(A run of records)
>>>
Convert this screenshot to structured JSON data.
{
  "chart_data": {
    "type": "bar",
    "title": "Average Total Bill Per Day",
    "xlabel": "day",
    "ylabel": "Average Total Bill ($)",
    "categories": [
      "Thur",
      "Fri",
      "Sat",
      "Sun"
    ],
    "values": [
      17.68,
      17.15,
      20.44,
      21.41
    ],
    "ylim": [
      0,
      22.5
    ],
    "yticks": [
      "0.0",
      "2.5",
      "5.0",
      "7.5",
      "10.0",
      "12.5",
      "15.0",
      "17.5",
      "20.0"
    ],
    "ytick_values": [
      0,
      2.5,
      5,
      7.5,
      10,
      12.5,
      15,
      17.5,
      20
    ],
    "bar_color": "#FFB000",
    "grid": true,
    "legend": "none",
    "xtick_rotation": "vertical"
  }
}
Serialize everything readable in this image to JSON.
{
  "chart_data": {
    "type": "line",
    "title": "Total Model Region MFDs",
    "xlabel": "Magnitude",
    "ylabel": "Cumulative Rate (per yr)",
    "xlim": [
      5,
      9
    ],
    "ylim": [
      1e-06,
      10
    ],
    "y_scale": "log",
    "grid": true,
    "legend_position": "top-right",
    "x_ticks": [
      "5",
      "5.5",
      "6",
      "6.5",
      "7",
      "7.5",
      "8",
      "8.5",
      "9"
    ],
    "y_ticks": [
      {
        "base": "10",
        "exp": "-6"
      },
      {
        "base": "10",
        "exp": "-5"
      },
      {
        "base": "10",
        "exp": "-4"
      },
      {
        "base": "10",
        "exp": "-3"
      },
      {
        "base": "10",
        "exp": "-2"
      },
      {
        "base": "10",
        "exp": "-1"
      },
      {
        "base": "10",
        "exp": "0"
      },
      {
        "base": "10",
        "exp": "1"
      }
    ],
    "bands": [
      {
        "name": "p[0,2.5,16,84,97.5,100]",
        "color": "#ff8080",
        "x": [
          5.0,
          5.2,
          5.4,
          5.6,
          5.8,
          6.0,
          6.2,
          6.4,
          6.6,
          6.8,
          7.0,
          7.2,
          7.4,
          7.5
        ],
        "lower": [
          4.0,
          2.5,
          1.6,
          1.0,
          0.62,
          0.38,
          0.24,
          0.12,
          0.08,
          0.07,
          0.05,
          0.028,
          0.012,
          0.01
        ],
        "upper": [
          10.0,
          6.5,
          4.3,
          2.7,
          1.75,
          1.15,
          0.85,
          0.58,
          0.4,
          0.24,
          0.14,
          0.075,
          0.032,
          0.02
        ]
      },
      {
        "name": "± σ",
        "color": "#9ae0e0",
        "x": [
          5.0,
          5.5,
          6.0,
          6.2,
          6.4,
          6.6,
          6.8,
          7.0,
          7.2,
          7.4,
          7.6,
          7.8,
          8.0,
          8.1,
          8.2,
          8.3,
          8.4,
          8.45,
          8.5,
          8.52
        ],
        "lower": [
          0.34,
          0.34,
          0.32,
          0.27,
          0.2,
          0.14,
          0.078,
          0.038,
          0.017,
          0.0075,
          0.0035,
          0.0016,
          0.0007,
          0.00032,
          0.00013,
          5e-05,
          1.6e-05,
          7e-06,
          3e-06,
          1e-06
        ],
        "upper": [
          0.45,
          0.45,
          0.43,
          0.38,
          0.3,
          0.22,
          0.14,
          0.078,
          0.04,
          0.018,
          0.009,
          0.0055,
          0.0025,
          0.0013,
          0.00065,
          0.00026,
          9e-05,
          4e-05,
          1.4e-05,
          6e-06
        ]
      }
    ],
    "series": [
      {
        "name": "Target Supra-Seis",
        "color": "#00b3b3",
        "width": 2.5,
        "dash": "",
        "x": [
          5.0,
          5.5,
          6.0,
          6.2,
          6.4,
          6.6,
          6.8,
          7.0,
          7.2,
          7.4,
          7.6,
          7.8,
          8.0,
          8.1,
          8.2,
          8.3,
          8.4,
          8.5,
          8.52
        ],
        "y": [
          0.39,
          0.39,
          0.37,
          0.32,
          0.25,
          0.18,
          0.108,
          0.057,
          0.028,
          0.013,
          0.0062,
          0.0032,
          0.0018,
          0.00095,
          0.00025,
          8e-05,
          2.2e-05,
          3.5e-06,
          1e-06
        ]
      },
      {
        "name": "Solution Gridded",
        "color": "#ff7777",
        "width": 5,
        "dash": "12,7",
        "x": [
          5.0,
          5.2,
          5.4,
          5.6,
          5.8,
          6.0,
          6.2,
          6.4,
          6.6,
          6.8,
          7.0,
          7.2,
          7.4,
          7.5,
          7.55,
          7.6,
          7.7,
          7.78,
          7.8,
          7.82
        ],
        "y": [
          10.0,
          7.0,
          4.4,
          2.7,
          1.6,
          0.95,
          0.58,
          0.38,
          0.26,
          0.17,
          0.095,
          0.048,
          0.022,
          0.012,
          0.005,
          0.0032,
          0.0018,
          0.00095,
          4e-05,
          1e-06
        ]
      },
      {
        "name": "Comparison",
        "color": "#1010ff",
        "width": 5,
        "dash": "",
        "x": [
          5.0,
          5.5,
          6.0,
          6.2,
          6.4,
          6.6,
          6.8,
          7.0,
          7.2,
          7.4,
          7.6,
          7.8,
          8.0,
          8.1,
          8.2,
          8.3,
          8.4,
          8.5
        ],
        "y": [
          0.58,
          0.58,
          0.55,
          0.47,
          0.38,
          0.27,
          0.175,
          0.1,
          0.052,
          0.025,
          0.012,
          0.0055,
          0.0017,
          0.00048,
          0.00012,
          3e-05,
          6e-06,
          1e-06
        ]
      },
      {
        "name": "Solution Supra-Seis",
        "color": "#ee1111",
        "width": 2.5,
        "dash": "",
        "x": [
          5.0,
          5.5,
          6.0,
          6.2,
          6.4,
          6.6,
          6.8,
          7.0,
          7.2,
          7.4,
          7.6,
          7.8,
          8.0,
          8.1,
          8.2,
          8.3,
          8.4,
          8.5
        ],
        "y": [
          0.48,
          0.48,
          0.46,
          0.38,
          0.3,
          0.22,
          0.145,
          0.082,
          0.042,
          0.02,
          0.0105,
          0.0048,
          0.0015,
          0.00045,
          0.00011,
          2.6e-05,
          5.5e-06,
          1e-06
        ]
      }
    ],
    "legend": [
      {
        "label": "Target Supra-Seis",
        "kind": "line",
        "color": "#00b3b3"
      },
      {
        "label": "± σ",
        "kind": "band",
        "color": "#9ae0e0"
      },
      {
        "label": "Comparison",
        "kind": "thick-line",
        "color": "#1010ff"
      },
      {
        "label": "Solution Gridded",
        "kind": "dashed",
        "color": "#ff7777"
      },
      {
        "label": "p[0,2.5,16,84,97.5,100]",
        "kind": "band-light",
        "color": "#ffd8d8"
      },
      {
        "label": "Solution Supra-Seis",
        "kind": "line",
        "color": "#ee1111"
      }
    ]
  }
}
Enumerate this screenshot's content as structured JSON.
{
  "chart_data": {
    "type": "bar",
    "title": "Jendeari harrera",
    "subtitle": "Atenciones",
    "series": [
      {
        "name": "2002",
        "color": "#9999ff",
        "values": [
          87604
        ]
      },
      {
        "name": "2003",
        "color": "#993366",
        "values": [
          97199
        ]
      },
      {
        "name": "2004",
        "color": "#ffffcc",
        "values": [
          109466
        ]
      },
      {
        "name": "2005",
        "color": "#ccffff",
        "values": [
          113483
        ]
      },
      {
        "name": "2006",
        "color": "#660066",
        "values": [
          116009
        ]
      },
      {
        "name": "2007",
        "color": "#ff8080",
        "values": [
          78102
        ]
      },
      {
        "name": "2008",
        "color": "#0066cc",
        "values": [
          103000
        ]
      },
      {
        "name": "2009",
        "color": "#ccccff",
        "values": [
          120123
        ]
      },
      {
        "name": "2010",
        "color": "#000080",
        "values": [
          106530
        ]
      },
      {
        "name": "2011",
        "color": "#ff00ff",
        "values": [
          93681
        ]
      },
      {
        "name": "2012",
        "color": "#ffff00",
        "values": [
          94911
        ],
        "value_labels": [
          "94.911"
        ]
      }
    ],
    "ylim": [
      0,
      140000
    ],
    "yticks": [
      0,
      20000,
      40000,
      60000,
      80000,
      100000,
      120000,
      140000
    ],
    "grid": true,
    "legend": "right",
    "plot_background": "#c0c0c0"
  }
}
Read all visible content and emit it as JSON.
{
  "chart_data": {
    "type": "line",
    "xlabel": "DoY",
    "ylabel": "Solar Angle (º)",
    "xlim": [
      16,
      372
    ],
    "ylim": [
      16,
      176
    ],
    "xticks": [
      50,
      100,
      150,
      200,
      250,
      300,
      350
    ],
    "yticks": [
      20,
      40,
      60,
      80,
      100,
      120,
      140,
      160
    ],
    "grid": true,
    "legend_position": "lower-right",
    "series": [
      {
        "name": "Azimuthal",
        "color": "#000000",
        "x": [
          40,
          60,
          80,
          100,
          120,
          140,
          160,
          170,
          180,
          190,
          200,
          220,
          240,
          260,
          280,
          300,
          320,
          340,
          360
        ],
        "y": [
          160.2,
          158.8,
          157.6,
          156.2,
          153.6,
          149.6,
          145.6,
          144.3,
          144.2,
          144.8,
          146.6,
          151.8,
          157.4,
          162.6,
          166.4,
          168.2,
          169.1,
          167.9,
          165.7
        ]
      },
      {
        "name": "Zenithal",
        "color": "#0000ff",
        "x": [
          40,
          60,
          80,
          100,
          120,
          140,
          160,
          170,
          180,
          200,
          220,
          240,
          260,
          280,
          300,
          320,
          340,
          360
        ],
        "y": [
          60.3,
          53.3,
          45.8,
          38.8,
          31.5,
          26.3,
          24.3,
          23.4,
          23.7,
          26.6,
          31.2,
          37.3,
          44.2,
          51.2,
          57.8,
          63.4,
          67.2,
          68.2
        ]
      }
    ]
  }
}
<<<
Provide only the count of lines in the data above that include the string "Target".

Worked solution
2